§ Task prompt
Transcribe every line, keeping it exact.

Stored data
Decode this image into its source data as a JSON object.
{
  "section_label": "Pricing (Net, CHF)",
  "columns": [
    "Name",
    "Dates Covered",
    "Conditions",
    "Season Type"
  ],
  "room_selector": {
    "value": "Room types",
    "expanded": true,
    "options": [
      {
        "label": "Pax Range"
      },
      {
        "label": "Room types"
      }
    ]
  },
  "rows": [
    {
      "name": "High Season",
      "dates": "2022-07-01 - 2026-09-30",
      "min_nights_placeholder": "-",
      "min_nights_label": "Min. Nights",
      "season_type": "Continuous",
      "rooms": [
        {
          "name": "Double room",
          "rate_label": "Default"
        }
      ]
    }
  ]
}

§ Exercise result
Decode this image into its source data as a JSON object.
{
  "section_label": "Pricing (Net, CHF)",
  "columns": [
    "Name",
    "Dates Covered",
    "Conditions",
    "Season Type"
  ],
  "room_selector": {
    "value": "Room types",
    "expanded": true,
    "options": [
      {
        "label": "Pax Range"
      },
      {
        "label": "Room types"
      }
    ]
  },
  "rows": [
    {
      "name": "High Season",
      "dates": "2022-07-01 - 2026-09-30",
      "min_nights_placeholder": "-",
      "min_nights_label": "Min. Nights",
      "season_type": "Continuous",
      "rooms": [
        {
          "name": "Double room",
          "rate_label": "Default"
        }
      ]
    }
  ]
}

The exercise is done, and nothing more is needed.